EXERCISE AIM: Each line that holds the word "لابن" should be returned.

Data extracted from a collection

* start *

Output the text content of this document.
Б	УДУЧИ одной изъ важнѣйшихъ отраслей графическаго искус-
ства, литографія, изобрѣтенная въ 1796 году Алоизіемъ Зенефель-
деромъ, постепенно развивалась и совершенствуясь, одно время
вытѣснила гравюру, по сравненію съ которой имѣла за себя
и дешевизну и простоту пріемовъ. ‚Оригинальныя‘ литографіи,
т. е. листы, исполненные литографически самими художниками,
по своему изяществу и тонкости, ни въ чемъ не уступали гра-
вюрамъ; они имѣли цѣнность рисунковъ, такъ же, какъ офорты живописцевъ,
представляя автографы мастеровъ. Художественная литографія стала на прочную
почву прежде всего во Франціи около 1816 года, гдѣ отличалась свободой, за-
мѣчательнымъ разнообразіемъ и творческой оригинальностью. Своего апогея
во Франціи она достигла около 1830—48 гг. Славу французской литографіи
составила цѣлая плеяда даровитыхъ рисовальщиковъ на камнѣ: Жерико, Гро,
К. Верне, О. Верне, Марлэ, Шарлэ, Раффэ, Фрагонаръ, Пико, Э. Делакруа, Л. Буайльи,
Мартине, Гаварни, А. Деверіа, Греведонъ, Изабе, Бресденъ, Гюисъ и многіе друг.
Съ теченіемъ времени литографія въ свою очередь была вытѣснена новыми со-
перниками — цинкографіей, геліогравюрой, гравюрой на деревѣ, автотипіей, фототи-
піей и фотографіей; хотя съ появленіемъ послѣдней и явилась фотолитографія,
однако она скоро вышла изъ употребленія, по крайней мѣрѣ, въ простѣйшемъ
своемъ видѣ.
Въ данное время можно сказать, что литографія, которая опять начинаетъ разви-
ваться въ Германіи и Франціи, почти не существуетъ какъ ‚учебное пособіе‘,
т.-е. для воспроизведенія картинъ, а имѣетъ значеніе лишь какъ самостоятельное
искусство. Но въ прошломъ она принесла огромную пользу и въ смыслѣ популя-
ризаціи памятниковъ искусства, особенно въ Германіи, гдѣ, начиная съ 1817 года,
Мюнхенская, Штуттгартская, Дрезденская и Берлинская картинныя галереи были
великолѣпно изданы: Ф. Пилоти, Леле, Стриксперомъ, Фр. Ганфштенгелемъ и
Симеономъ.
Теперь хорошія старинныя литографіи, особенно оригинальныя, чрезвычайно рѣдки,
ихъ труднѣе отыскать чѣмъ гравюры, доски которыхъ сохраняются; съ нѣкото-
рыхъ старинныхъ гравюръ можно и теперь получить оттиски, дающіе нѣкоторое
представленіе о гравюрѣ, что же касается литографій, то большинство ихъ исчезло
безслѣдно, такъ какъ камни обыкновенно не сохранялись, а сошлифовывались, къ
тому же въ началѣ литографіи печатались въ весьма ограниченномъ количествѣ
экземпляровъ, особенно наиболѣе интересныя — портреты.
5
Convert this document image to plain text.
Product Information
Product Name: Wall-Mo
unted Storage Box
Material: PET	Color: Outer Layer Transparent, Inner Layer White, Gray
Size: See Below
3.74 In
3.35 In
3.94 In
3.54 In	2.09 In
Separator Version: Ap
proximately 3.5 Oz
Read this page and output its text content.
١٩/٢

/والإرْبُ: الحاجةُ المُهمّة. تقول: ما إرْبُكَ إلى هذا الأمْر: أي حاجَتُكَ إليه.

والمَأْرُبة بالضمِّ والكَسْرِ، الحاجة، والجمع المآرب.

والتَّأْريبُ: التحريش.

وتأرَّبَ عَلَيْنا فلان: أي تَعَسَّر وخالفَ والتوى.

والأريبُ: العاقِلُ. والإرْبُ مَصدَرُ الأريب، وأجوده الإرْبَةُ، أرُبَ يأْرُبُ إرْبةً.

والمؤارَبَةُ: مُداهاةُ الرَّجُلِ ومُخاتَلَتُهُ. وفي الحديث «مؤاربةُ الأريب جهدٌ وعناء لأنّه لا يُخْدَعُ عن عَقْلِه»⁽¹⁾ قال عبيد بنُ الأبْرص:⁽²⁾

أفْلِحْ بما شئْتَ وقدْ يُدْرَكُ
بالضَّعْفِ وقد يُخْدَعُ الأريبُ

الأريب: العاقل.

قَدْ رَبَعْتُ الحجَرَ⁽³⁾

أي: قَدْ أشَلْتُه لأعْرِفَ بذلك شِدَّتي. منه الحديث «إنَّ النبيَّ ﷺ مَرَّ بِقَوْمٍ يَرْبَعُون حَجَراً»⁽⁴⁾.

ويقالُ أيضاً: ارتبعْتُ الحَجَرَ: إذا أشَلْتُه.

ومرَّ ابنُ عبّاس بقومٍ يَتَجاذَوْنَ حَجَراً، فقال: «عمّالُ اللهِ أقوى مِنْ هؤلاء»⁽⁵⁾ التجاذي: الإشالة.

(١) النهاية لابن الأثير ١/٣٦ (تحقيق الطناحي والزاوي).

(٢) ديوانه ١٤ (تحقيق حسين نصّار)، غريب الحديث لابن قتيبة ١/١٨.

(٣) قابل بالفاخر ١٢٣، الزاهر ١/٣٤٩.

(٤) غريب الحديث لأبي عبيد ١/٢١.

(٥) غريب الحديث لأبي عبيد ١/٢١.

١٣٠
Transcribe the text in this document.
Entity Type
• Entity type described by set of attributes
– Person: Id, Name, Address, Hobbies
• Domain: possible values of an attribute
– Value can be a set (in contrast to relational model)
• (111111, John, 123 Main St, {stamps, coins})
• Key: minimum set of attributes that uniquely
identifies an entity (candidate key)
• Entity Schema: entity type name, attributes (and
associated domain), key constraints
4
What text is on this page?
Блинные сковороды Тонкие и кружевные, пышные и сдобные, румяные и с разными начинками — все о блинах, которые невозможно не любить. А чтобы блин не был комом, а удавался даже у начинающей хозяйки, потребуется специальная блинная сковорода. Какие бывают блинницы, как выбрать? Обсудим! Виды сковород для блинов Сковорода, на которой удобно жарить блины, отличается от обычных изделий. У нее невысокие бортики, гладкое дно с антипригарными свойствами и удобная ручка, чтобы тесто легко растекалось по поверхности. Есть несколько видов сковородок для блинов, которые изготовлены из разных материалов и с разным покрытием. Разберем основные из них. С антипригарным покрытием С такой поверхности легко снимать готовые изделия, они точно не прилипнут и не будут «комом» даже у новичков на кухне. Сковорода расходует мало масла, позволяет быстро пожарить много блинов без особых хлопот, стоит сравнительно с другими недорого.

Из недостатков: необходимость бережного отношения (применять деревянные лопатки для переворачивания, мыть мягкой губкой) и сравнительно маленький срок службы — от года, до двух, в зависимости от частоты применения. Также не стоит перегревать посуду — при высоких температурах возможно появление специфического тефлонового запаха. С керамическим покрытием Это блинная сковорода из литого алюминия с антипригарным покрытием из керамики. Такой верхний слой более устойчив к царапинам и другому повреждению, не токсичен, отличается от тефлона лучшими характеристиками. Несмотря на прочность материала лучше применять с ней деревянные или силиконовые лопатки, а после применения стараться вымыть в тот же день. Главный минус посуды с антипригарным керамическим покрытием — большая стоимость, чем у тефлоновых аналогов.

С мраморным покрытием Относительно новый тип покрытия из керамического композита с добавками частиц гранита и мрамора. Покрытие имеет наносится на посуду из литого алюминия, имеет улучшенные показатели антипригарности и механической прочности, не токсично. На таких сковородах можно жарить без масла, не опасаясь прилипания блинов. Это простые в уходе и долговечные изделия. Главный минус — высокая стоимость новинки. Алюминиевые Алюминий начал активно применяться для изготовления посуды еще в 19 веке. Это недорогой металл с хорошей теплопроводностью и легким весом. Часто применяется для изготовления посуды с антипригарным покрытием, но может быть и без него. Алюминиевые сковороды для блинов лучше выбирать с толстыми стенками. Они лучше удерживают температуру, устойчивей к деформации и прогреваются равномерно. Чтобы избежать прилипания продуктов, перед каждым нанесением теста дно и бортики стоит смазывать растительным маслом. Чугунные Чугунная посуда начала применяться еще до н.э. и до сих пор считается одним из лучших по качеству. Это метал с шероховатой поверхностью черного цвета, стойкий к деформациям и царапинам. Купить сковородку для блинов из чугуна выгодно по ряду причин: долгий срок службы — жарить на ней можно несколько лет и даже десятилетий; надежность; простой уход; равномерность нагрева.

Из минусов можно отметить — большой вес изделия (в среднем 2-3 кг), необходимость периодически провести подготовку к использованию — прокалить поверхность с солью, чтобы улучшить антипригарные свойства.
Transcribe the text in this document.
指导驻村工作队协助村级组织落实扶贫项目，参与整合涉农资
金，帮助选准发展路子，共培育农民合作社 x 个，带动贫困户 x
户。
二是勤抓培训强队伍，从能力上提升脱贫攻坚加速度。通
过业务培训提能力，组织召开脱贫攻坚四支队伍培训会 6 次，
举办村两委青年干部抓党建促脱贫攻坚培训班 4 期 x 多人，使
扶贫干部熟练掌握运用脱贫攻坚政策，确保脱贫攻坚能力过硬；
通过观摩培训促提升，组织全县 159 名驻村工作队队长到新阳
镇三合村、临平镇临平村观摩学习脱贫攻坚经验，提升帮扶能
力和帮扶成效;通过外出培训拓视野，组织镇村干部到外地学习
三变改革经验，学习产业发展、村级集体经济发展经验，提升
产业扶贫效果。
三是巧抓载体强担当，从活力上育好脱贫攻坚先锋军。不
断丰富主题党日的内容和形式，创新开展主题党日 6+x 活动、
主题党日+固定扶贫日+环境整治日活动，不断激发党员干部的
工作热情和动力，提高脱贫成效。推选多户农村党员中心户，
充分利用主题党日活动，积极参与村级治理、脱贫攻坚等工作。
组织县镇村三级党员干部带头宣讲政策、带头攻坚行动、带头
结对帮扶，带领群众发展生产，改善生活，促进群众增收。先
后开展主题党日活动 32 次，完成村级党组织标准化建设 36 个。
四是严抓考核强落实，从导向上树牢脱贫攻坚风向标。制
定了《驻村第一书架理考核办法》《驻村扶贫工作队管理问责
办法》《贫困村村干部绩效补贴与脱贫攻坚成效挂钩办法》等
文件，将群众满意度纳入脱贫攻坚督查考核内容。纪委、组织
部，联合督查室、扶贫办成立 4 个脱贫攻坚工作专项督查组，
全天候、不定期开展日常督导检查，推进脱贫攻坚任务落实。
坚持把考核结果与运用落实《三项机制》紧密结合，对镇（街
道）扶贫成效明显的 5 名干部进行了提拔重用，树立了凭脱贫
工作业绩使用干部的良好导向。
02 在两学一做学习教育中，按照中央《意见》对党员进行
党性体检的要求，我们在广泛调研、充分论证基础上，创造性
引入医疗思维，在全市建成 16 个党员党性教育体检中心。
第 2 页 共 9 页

* end *

SOLUTION:
(١) النهاية لابن الأثير ١/٣٦ (تحقيق الطناحي والزاوي).
(٢) ديوانه ١٤ (تحقيق حسين نصّار)، غريب الحديث لابن قتيبة ١/١٨.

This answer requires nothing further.